═════ Исходный текст
За такими экспонентами готовы были последовать все. Трудно найти известное в истории имя русского промышленника или торгово-производственной компании, которые бы не имели на Нижегородской выставке собственный павильон или богато украшенный стенд.
Торговый дом «Братья Елисеевы», Путиловские заводы, Товарищество производства фарфоровых и фаянсовых изделий М.С. Кузнецова, Русско-Балтийский вагонный завод в Риге, Новороссийское общество каменноугольного, железного и рельсового производства в Юзовке – нынешний Донецк, Страховое общество «Россия», Товарищество Петра Арсеньевича Смирнова в Москве, Российско-Американская Резиновая Мануфактура, Пароходное общество «Кавказ и Меркурий». Перечислять можно почти безконечно.
Свои экспозиции имели сотни других предприятий со всех концов необъятной страны, начиная с Питкарантского меди- и оловоплавильного завода в Финляндии, Общества шерстяных и бумажных мануфактур М. Зильберштейна в Лодзи, Слесарного завода Кала Юлиуса Бергмана в Риге, и заканчивая Тифлисским погребом кахетинских вин Лазаря Годзиева, Николаевским железоделательным заводом в Иркутской губернии и фирмой «Сурин и Железнов» из Тургайской области.
Помимо промышленников и купцов, свои достижения показывали губернские власти и местные органы самоуправления, такие, к примеру, как Московское и Херсонское земства, Уральское казачье войско, Товарищество для торговли и промышленности в Персии и Средней Азии.
Общая сумма затрат на Выставку правительства и частных лиц составила 50 млн рублей. На такую сумму можно было построить эскадру из пяти-шести эскадренных броненосцев.
Лицо России
Современники называли Всероссийскую Выставку 1896 года «лицом России», и посещение ее вызывало чувство подлинной гордости за свою страну.
В организации и работе Выставки приняли участие выдающиеся люди Отечества.
══════════
═════ Выдержки из материалов
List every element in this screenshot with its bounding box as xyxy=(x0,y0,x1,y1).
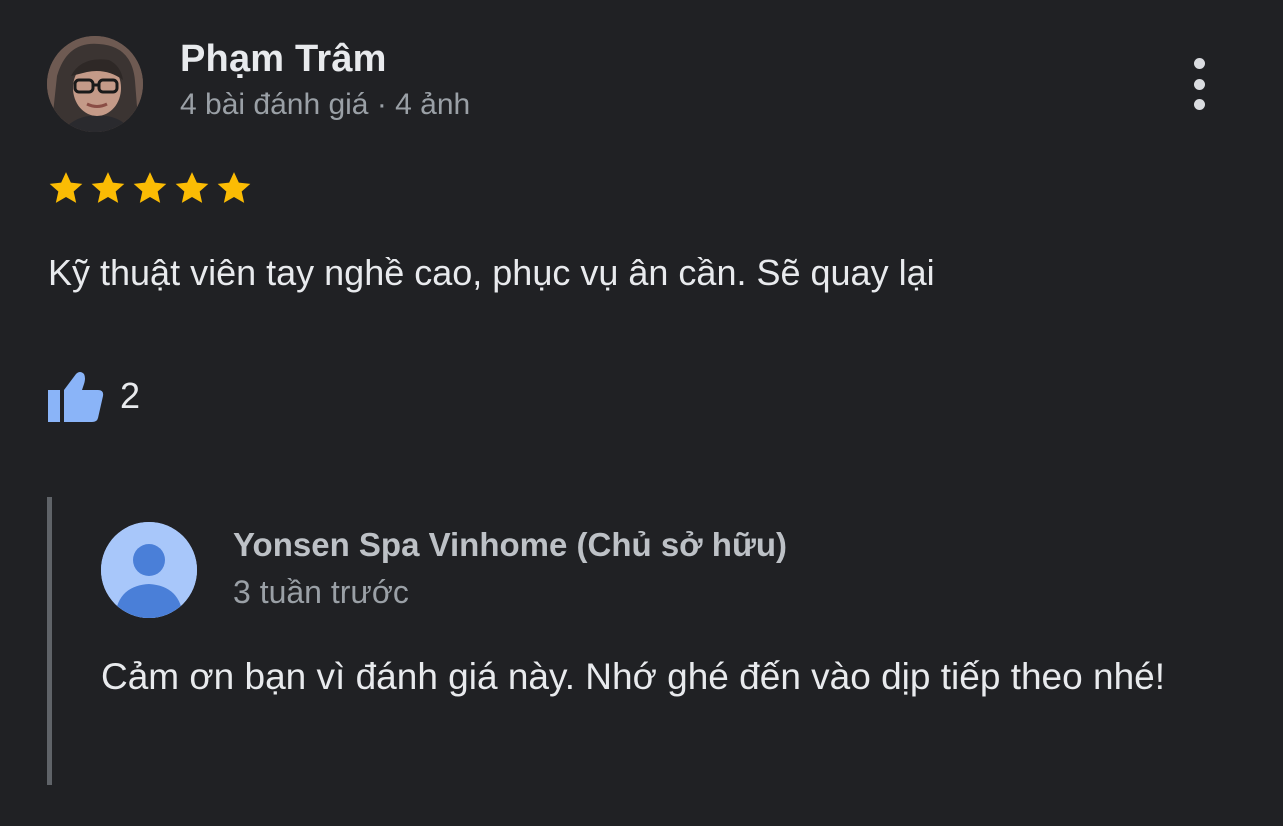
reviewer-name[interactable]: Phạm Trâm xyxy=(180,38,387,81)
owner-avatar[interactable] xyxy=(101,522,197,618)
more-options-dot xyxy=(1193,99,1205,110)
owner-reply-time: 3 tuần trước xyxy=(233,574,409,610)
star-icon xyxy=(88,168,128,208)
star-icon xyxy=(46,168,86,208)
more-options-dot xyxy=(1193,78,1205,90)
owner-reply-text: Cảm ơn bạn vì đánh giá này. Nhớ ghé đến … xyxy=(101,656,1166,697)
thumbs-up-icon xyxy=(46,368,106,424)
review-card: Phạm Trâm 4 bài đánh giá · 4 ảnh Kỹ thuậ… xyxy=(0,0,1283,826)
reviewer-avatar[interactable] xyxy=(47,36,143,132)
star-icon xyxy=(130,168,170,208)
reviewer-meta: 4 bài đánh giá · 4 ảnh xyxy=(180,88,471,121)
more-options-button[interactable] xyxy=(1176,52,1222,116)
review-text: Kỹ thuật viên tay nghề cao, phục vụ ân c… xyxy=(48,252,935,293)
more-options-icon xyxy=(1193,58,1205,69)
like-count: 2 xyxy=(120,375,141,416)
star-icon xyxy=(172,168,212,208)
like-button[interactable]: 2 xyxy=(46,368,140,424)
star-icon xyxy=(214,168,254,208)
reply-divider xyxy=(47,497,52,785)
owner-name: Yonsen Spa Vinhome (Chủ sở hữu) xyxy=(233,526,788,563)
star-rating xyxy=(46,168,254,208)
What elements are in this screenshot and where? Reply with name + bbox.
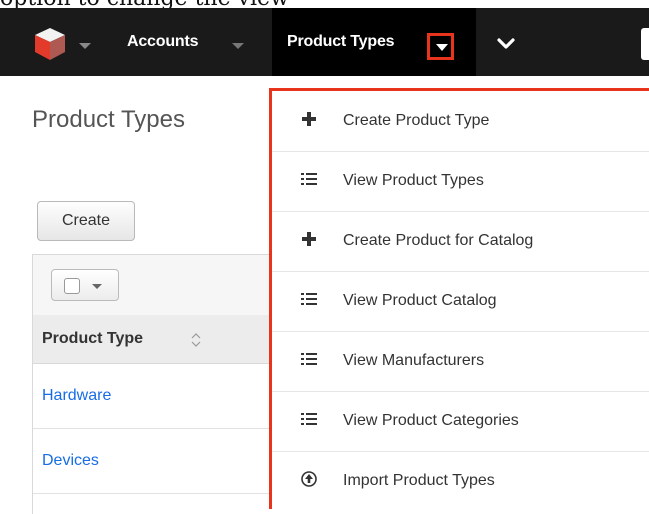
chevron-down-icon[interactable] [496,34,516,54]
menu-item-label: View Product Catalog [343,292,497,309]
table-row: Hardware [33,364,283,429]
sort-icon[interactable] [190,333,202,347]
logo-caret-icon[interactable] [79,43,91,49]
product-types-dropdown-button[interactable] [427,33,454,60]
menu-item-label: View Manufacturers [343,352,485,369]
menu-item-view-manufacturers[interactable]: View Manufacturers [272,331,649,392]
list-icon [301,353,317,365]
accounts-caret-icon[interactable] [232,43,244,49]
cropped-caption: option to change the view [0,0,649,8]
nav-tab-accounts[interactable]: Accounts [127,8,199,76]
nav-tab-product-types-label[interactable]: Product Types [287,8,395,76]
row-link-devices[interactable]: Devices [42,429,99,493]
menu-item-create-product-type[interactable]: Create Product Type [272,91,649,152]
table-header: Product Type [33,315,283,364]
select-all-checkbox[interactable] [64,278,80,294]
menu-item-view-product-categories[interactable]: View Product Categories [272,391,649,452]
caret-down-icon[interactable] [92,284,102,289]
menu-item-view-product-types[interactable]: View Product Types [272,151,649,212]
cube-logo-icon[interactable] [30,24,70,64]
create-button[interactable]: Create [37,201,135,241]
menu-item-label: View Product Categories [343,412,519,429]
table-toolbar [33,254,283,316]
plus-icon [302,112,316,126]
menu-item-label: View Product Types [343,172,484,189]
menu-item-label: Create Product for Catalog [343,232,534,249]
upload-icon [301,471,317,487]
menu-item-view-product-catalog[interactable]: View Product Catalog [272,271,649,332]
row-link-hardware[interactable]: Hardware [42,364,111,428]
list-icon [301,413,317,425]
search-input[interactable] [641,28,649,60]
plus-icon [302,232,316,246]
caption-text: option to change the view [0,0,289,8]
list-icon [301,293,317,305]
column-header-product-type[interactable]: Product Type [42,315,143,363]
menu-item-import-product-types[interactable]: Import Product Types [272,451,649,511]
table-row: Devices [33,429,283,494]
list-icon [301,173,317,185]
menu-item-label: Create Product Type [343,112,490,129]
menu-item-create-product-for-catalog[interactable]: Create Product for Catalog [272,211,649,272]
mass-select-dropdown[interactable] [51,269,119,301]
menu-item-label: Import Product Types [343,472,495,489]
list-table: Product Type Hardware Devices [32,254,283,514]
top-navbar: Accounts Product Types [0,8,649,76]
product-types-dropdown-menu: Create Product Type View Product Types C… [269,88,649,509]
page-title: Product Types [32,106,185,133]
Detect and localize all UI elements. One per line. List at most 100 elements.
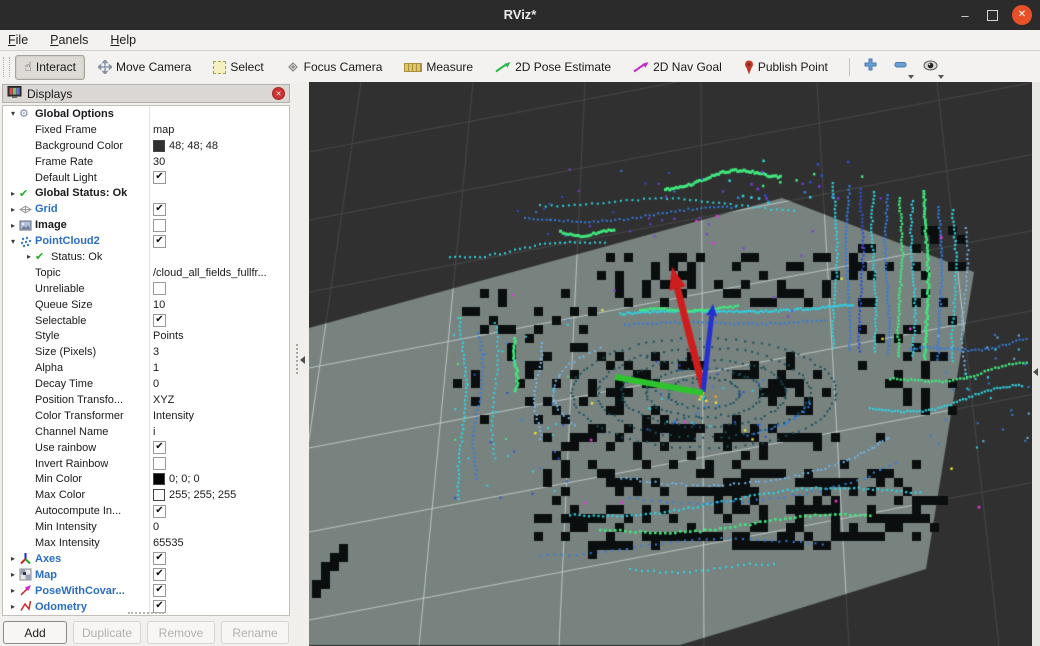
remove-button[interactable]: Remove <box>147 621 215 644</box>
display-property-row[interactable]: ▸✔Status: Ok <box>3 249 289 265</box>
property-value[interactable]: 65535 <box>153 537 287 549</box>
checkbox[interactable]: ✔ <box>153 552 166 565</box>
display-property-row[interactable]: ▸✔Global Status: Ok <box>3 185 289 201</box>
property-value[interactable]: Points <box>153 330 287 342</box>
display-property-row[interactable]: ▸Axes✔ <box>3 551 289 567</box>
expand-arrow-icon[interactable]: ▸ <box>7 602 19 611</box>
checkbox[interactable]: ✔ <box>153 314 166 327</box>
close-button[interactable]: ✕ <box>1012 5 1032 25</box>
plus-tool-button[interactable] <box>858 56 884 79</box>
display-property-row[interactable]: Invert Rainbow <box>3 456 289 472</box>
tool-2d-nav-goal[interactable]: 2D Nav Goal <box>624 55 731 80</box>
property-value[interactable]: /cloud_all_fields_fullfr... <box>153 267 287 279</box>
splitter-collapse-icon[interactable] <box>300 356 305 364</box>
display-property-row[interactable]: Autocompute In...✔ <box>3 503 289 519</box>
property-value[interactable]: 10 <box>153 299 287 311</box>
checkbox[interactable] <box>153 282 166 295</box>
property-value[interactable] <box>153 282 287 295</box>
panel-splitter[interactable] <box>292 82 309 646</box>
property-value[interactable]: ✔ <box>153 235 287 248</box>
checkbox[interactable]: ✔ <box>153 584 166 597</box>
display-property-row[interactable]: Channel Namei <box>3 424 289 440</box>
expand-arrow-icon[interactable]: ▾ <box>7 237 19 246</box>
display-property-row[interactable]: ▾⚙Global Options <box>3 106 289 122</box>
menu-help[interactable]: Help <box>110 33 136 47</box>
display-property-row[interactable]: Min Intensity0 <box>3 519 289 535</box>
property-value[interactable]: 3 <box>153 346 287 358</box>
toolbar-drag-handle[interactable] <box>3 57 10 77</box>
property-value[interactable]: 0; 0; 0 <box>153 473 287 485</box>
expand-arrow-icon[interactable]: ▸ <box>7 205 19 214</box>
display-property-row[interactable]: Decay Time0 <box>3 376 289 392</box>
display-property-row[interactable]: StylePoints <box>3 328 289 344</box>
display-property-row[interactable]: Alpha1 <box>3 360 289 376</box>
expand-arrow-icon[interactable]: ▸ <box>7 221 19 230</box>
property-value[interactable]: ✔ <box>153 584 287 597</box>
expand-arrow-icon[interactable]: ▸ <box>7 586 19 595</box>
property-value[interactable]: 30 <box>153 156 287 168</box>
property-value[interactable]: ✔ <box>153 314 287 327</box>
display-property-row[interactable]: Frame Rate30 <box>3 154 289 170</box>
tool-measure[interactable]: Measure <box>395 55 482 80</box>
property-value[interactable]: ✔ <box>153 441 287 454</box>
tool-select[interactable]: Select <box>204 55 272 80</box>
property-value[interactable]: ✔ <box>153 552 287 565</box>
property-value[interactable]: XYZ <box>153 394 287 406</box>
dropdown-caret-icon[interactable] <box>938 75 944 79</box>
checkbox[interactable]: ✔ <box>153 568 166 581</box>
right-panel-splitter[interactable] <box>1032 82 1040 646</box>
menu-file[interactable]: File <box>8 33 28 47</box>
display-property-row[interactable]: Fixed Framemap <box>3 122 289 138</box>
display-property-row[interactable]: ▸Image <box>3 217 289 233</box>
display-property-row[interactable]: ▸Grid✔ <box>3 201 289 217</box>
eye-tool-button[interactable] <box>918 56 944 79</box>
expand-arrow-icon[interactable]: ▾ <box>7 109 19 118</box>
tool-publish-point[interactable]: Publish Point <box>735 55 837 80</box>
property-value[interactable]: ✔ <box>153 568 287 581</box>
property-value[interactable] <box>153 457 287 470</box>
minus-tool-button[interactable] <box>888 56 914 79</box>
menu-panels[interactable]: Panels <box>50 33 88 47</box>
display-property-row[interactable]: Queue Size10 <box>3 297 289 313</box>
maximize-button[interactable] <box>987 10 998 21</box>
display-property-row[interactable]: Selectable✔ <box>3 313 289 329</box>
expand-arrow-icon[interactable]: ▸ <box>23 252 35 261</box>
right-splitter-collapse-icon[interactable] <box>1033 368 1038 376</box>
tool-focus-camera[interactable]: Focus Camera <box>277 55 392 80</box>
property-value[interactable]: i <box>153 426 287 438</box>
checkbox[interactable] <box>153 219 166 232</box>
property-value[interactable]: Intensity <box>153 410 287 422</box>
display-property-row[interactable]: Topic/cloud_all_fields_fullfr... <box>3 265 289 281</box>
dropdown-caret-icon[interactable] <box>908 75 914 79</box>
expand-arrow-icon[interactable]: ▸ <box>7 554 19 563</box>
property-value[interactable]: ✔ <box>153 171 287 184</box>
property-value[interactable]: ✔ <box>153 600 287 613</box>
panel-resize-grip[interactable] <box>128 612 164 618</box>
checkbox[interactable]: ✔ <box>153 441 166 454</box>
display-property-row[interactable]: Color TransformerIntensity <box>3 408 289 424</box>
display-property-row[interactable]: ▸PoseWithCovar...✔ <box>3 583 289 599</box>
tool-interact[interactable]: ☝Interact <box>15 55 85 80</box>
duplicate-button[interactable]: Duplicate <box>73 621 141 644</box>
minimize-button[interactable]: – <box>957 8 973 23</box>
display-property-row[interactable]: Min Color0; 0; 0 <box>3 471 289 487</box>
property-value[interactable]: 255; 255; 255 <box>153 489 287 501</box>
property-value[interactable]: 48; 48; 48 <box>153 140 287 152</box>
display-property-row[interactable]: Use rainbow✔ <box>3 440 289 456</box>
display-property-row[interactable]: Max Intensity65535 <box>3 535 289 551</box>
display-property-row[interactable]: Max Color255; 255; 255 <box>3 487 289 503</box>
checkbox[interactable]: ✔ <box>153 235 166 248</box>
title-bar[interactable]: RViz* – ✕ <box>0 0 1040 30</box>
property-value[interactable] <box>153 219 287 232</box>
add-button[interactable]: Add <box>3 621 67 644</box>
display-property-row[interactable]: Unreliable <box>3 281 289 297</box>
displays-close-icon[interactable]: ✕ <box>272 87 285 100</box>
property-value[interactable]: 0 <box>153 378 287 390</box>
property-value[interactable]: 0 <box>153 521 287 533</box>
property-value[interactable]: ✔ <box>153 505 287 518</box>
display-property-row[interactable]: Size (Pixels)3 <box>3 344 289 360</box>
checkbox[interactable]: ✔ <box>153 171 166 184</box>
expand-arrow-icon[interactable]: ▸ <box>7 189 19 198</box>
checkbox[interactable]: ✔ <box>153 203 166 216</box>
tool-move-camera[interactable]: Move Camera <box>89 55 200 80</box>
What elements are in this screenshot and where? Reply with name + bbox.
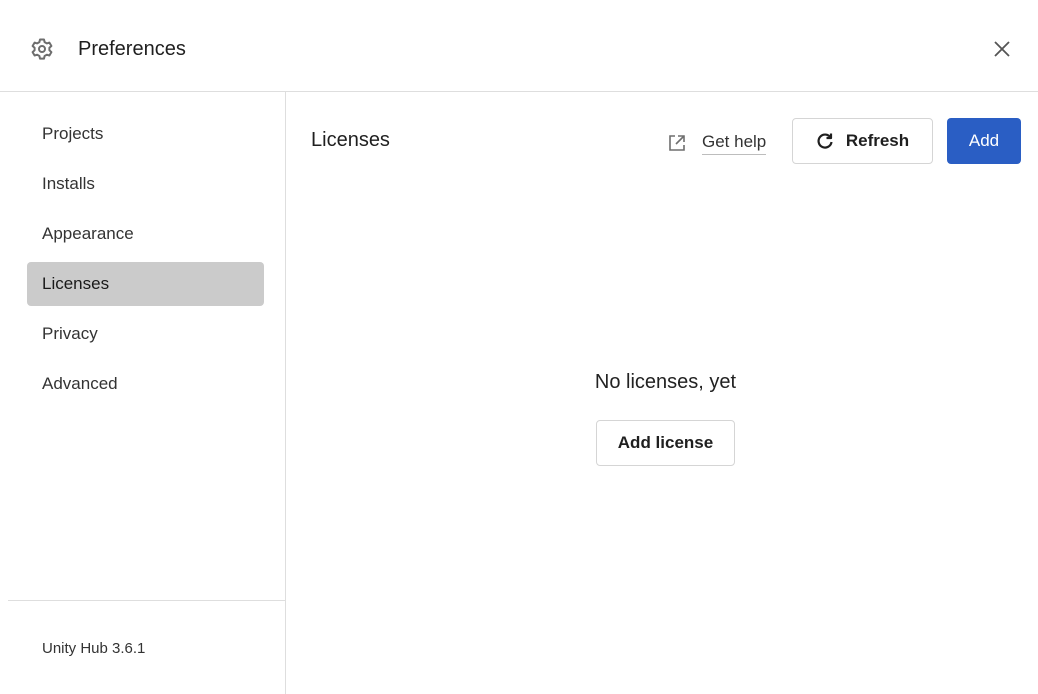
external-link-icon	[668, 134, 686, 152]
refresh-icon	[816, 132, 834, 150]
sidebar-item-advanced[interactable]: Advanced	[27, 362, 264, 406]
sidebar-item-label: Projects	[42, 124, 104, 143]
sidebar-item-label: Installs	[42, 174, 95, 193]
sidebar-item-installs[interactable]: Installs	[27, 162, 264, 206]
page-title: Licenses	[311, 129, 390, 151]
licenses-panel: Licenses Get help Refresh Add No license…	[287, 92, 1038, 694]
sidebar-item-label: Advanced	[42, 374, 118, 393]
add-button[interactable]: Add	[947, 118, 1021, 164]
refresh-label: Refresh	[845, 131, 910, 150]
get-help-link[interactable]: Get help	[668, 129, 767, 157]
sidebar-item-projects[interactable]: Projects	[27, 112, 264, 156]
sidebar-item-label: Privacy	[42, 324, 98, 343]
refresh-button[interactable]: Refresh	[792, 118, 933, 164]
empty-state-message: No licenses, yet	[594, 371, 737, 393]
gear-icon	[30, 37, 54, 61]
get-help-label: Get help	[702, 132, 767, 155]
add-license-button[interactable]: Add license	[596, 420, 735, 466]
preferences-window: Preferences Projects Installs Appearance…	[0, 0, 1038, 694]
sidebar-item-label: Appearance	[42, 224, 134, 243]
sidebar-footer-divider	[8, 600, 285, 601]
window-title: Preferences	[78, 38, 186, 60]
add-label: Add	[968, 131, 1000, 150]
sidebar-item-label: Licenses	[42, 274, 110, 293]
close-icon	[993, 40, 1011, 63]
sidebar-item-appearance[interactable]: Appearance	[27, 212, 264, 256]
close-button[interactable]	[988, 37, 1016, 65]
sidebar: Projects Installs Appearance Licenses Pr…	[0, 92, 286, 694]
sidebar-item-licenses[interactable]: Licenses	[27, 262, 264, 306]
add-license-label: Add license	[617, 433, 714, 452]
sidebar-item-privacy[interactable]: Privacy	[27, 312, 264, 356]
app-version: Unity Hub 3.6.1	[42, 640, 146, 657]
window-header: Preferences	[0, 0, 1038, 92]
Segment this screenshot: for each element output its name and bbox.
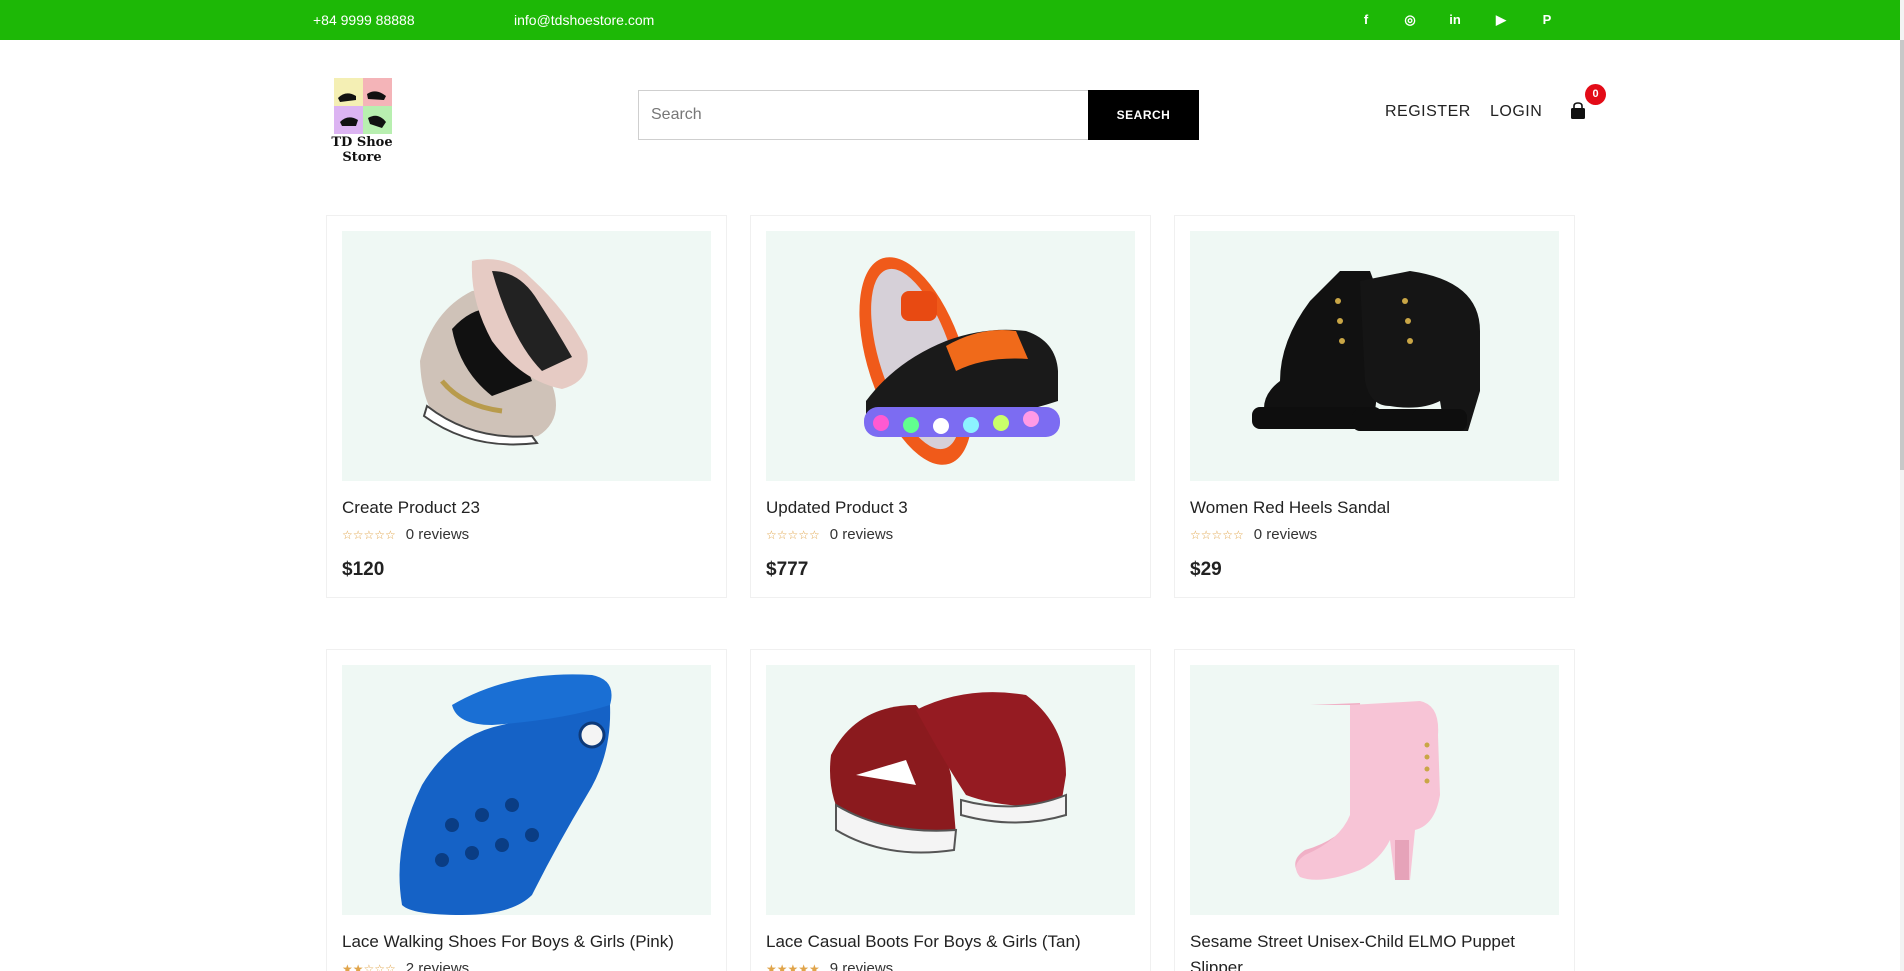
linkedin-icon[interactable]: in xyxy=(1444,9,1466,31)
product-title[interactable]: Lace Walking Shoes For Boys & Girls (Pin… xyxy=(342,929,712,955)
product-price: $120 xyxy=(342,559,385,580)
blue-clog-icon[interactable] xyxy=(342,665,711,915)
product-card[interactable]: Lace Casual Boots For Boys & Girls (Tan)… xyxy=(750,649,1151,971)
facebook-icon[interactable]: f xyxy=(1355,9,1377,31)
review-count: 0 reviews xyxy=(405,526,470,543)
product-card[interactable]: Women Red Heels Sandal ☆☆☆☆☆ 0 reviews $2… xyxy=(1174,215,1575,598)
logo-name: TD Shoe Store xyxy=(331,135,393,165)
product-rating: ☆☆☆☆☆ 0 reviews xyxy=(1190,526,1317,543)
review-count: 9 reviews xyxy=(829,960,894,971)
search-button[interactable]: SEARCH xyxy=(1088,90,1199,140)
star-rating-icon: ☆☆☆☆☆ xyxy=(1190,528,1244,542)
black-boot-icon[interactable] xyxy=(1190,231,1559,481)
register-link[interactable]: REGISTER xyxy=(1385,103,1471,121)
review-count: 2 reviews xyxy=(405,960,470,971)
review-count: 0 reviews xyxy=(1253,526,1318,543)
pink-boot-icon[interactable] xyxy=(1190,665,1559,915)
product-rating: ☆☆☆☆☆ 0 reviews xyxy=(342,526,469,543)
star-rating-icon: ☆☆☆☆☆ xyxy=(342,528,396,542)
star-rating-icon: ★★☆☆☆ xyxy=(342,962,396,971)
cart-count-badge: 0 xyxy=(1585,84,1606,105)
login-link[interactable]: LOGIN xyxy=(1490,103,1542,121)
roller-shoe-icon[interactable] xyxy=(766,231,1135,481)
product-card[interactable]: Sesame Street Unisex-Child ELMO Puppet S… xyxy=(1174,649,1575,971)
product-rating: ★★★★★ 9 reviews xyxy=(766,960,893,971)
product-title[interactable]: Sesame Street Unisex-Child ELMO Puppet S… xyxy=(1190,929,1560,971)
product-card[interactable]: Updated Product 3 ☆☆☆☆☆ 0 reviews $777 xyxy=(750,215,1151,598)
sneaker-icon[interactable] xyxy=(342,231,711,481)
══════════
Выпишите из текста о Нижегородской выставке отрывок от слов «Помимо промышленников и» до слов «и Средней Азии.».

- **Ответ к заданию**:
Помимо промышленников и купцов, свои достижения показывали губернские власти и местные органы самоуправления, такие, к примеру, как Московское и Херсонское земства, Уральское казачье войско, Товарищество для торговли и промышленности в Персии и Средней Азии.